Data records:
** Begin **

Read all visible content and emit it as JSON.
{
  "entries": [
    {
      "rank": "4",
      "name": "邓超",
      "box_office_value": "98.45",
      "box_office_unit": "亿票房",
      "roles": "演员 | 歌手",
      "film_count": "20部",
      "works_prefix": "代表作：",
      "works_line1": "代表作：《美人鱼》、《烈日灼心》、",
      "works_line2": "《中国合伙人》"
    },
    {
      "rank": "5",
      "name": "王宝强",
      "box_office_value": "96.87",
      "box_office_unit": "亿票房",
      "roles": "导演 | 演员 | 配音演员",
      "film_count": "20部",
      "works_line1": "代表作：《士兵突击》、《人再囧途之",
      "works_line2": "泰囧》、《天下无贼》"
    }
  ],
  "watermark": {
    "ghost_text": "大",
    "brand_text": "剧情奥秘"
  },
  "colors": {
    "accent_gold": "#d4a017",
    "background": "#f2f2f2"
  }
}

** End **

Instructions for the task: Transcribe the whole listing with nothing added or left out.

Result for this exercise:
Read all visible content and emit it as JSON.
{
  "entries": [
    {
      "rank": "4",
      "name": "邓超",
      "box_office_value": "98.45",
      "box_office_unit": "亿票房",
      "roles": "演员 | 歌手",
      "film_count": "20部",
      "works_prefix": "代表作：",
      "works_line1": "代表作：《美人鱼》、《烈日灼心》、",
      "works_line2": "《中国合伙人》"
    },
    {
      "rank": "5",
      "name": "王宝强",
      "box_office_value": "96.87",
      "box_office_unit": "亿票房",
      "roles": "导演 | 演员 | 配音演员",
      "film_count": "20部",
      "works_line1": "代表作：《士兵突击》、《人再囧途之",
      "works_line2": "泰囧》、《天下无贼》"
    }
  ],
  "watermark": {
    "ghost_text": "大",
    "brand_text": "剧情奥秘"
  },
  "colors": {
    "accent_gold": "#d4a017",
    "background": "#f2f2f2"
  }
}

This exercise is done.